### [Wymagania]
Kto według tekstu o Poznan Film Commission jest ambasadorem PFC?

### [Dostarczony tekst]
┌──
Powrót Filmu do Poznania

Wierzyć się nie chce, ale przed II wojną światową Poznań był jednym z ważniejszych centrów filmowych Polski. Po wojnie filmy mające chociażby za tło to urokliwe miasto można policzyć na palcach jednej ręki. – Chcemy wykorzystać potencjał filmowy Poznania – powiedział prezydent Ryszard Grobelny. R. Grobelny z zastępcą Dariuszem Jaworskim oraz ambasador Poznan Film Commission przedstawili podsumowanie działań PFC oraz plany na filmową przyszłość Poznania.
Ryszard Grobelny zaznaczył, że „PFC ma pomóc wykorzystać potencjał Poznania, który dotychczas nie był wykorzystywany. Dzięki temu nasze Miasto staje się coraz bardziej atrakcyjne. To także doskonały sposób na przyciąganie nowego kapitału, ludzi i idei, a to z kolei zwiększa szanse konkurencyjne z innymi miastami.” Poznański reżyser Andrzej Maleszka, ambasador PFC: „w Poznaniu jest wielu twórców filmowych. Poznań jest dobrym miejscem do kręcenia filmów. Musimy rozpoznać dlaczego filmów jest mniej niż kiedyś. Zawsze lepiej pracuje się w mieście, które jest przyjazne. Liczy się to czy po pierwszej produkcji wyjeżdżamy pamiętając, że dobrze się pracowało, było miło i sympatycznie. To krok w dobrym kierunku.”
└──
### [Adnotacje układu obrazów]
┌──
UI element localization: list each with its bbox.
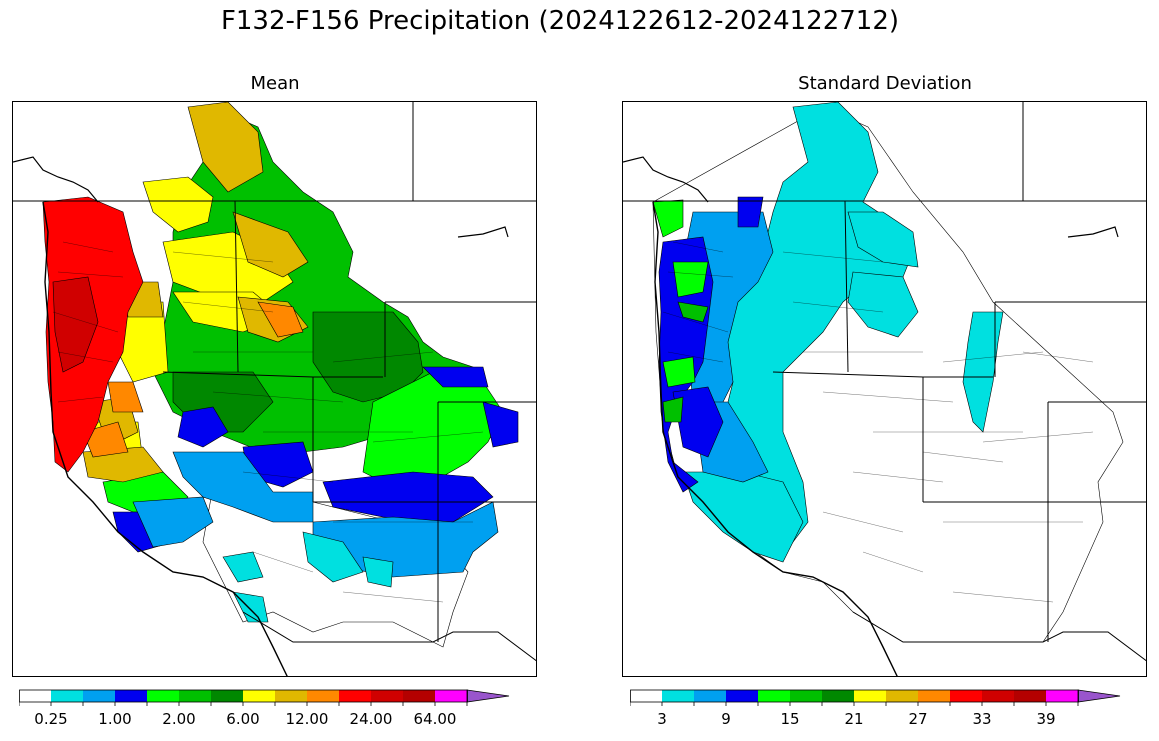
sd-panel-title: Standard Deviation xyxy=(798,73,972,94)
colorbar-outline xyxy=(19,689,468,703)
colorbar-segment xyxy=(822,690,854,702)
colorbar-segment xyxy=(982,690,1014,702)
mean-panel-title: Mean xyxy=(250,73,300,94)
colorbar-segment xyxy=(1014,690,1046,702)
region-cyan-1 xyxy=(302,531,364,583)
region-blue-4 xyxy=(482,401,519,448)
colorbar-segment xyxy=(726,690,758,702)
sd-blue-2 xyxy=(672,386,724,458)
colorbar-tick-label: 33 xyxy=(972,710,992,728)
colorbar-segment xyxy=(630,690,662,702)
colorbar-segment xyxy=(758,690,790,702)
mean-map-svg xyxy=(13,102,536,676)
colorbar-segment xyxy=(211,690,243,702)
region-blue-5 xyxy=(422,366,489,388)
colorbar-tick-label: 24.00 xyxy=(349,710,393,728)
colorbar-segment xyxy=(886,690,918,702)
colorbar-segment xyxy=(339,690,371,702)
colorbar-segment xyxy=(435,690,467,702)
region-lightblue-1 xyxy=(172,451,314,523)
region-cyan-4 xyxy=(362,556,394,588)
region-yellow-1 xyxy=(142,176,214,233)
colorbar-segment xyxy=(51,690,83,702)
colorbar-tick-label: 2.00 xyxy=(162,710,196,728)
colorbar-segment xyxy=(83,690,115,702)
sd-cyan-west xyxy=(682,471,804,563)
sd-blue-3 xyxy=(737,196,764,228)
mean-colorbar xyxy=(19,689,510,706)
colorbar-segment xyxy=(854,690,886,702)
region-darkred xyxy=(52,276,99,373)
colorbar-segment xyxy=(275,690,307,702)
region-orange-3 xyxy=(82,421,129,458)
colorbar-segment xyxy=(115,690,147,702)
region-blue-1 xyxy=(177,406,229,448)
colorbar-segment xyxy=(19,690,51,702)
region-orange-2 xyxy=(107,381,144,413)
sd-map-svg xyxy=(623,102,1146,676)
colorbar-tick-label: 21 xyxy=(844,710,864,728)
colorbar-segment xyxy=(1046,690,1078,702)
sd-cyan-east-2 xyxy=(847,271,919,338)
mean-map xyxy=(12,101,537,677)
colorbar-segment xyxy=(371,690,403,702)
colorbar-tick-label: 9 xyxy=(721,710,731,728)
colorbar-tick-label: 39 xyxy=(1036,710,1056,728)
colorbar-outline xyxy=(630,689,1079,703)
colorbar-tick-label: 15 xyxy=(780,710,800,728)
sd-green-2 xyxy=(672,261,709,298)
region-gold-1 xyxy=(187,102,264,193)
region-gold-2 xyxy=(232,211,309,278)
colorbar-tick-label: 64.00 xyxy=(413,710,457,728)
coast-outline xyxy=(42,201,288,676)
colorbar-tick-label: 12.00 xyxy=(285,710,329,728)
colorbar-segment xyxy=(662,690,694,702)
figure-title: F132-F156 Precipitation (2024122612-2024… xyxy=(220,6,900,36)
colorbar-segment xyxy=(403,690,435,702)
region-blue-3 xyxy=(322,471,494,523)
colorbar-tick-label: 3 xyxy=(657,710,667,728)
colorbar-segment xyxy=(918,690,950,702)
colorbar-extend-arrow xyxy=(1077,689,1121,703)
colorbar-segment xyxy=(307,690,339,702)
sd-green-5 xyxy=(662,396,684,423)
colorbar-segment xyxy=(790,690,822,702)
colorbar-segment xyxy=(147,690,179,702)
colorbar-tick-label: 6.00 xyxy=(226,710,260,728)
colorbar-extend-arrow xyxy=(466,689,510,703)
region-orange-1 xyxy=(257,301,304,338)
colorbar-tick-label: 1.00 xyxy=(98,710,132,728)
sd-green-4 xyxy=(662,356,696,388)
colorbar-segment xyxy=(243,690,275,702)
sd-cyan-east-1 xyxy=(847,211,919,268)
region-cyan-2 xyxy=(222,551,264,583)
sd-map xyxy=(622,101,1147,677)
colorbar-segment xyxy=(694,690,726,702)
colorbar-segment xyxy=(179,690,211,702)
colorbar-tick-label: 27 xyxy=(908,710,928,728)
colorbar-segment xyxy=(950,690,982,702)
sd-green-3 xyxy=(677,301,709,323)
sd-colorbar xyxy=(630,689,1121,706)
region-lightblue-3 xyxy=(132,496,214,548)
colorbar-tick-label: 0.25 xyxy=(34,710,68,728)
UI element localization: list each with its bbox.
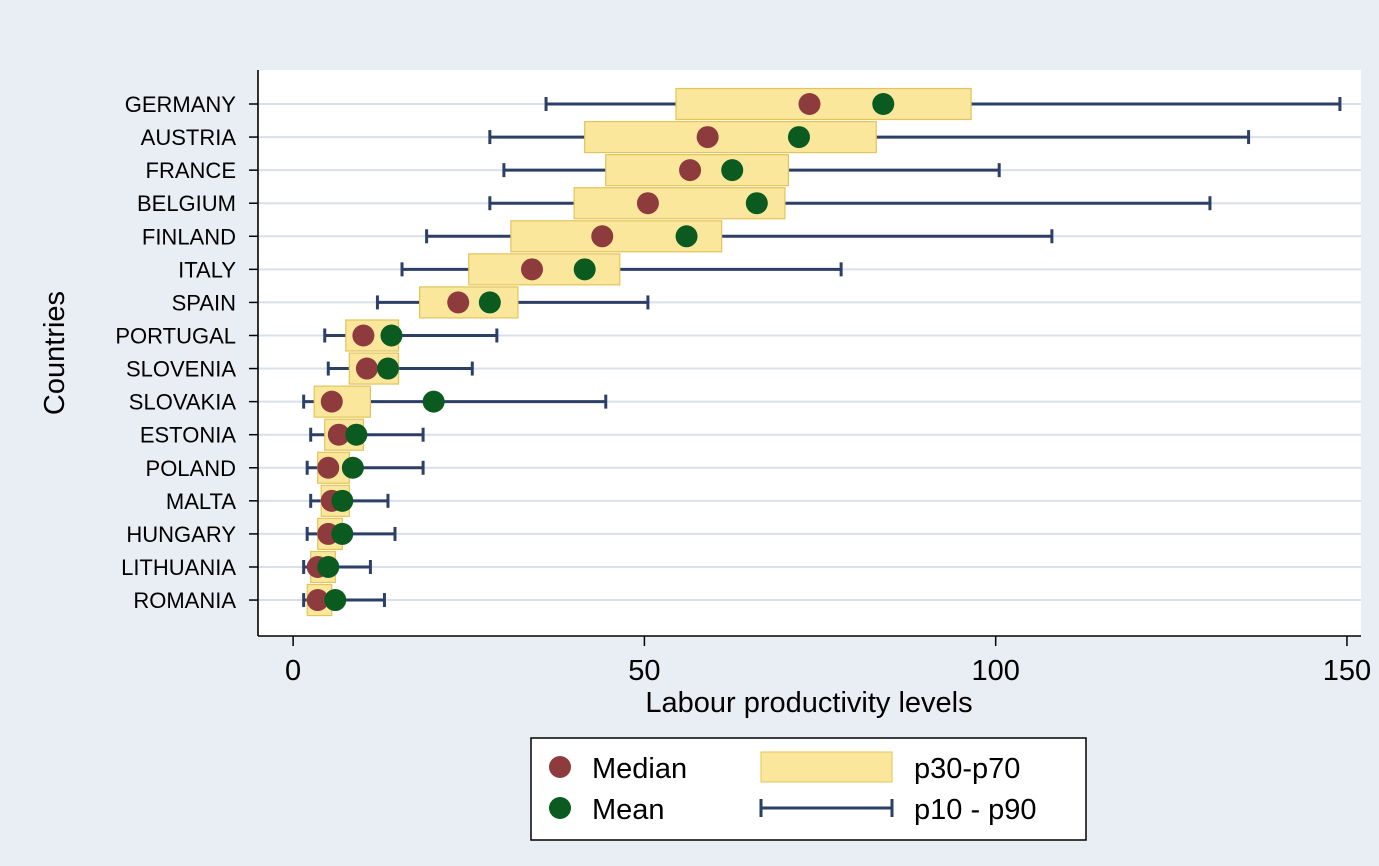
median-marker — [636, 192, 659, 215]
plot-area — [258, 70, 1361, 636]
median-marker — [447, 291, 470, 314]
mean-marker — [331, 522, 354, 545]
data-series — [302, 87, 1342, 617]
median-marker — [320, 390, 343, 413]
country-row — [488, 120, 1251, 154]
country-row — [375, 286, 650, 319]
mean-marker — [745, 192, 768, 215]
country-row — [323, 319, 499, 352]
y-tick-label: BELGIUM — [137, 191, 236, 216]
country-row — [326, 352, 474, 385]
legend-median-label: Median — [592, 753, 687, 785]
axes: GERMANY AUSTRIA FRANCE BELGIUM FINLAND ITALY S… — [115, 70, 1371, 687]
p30-p70-box — [675, 87, 972, 121]
y-tick-label: SLOVENIA — [126, 357, 236, 382]
y-tick-label: MALTA — [166, 489, 236, 514]
median-marker — [679, 159, 702, 182]
country-row — [302, 583, 386, 617]
mean-marker — [787, 126, 810, 149]
median-marker — [352, 324, 375, 347]
legend-median-marker — [549, 756, 571, 778]
p30-p70-box — [468, 253, 621, 286]
y-tick-label: FRANCE — [146, 158, 236, 183]
country-row — [400, 253, 843, 286]
country-row — [305, 517, 397, 551]
legend-mean-marker — [549, 797, 571, 819]
x-axis-title: Labour productivity levels — [645, 687, 972, 719]
legend-box-label: p30-p70 — [914, 753, 1020, 785]
mean-marker — [341, 456, 364, 479]
mean-marker — [422, 390, 445, 413]
median-marker — [798, 93, 821, 115]
x-tick-label: 50 — [628, 655, 660, 687]
median-marker — [696, 126, 719, 149]
median-marker — [306, 589, 329, 612]
mean-marker — [345, 423, 368, 446]
legend-whisker-swatch — [759, 799, 894, 817]
median-marker — [327, 423, 350, 446]
legend-box-swatch — [760, 751, 893, 783]
x-tick-label: 0 — [285, 655, 301, 687]
country-row — [502, 154, 1001, 187]
y-tick-label: LITHUANIA — [121, 555, 236, 580]
country-row — [302, 385, 608, 418]
country-row — [544, 87, 1342, 121]
country-row — [309, 484, 390, 517]
country-row — [425, 220, 1054, 253]
y-axis-title: Countries — [39, 291, 71, 415]
mean-marker — [376, 357, 399, 380]
mean-marker — [380, 324, 403, 347]
legend-whisker-label: p10 - p90 — [914, 794, 1037, 826]
legend: Median p30-p70 Mean p10 - p90 — [530, 737, 1087, 841]
median-marker — [591, 225, 614, 248]
median-marker — [317, 456, 340, 479]
median-marker — [520, 258, 543, 281]
y-tick-label: AUSTRIA — [141, 125, 237, 150]
mean-marker — [872, 93, 895, 115]
mean-marker — [573, 258, 596, 281]
y-tick-label: SPAIN — [172, 290, 236, 315]
y-tick-label: FINLAND — [142, 224, 236, 249]
country-row — [305, 451, 425, 484]
country-row — [488, 187, 1212, 220]
y-tick-label: ITALY — [178, 257, 236, 282]
mean-marker — [721, 159, 744, 182]
y-tick-label: ESTONIA — [140, 423, 237, 448]
country-row — [302, 550, 372, 584]
y-tick-label: PORTUGAL — [115, 323, 236, 348]
median-marker — [355, 357, 378, 380]
y-tick-label: GERMANY — [125, 92, 237, 117]
mean-marker — [324, 589, 347, 612]
mean-marker — [317, 555, 340, 578]
y-tick-label: HUNGARY — [126, 522, 236, 547]
mean-marker — [478, 291, 501, 314]
country-row — [309, 418, 425, 451]
x-tick-label: 100 — [971, 655, 1019, 687]
mean-marker — [675, 225, 698, 248]
legend-mean-label: Mean — [592, 794, 665, 826]
p30-p70-box — [584, 120, 877, 154]
y-tick-label: ROMANIA — [133, 588, 236, 613]
x-tick-label: 150 — [1323, 655, 1371, 687]
mean-marker — [331, 489, 354, 512]
y-tick-label: POLAND — [146, 456, 236, 481]
y-tick-label: SLOVAKIA — [129, 390, 237, 415]
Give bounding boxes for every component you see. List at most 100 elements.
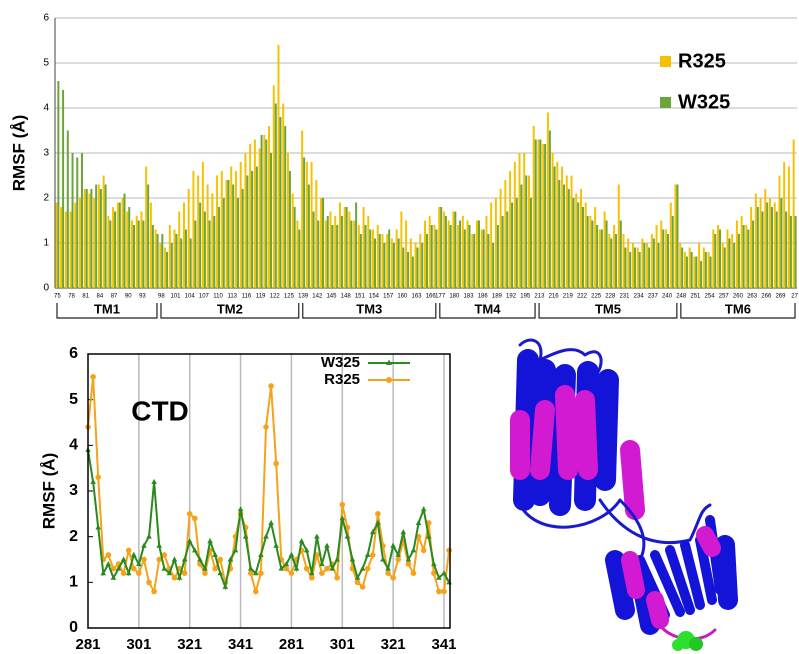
└──
### [Poprawny wynik]
Poznański reżyser Andrzej Maleszka.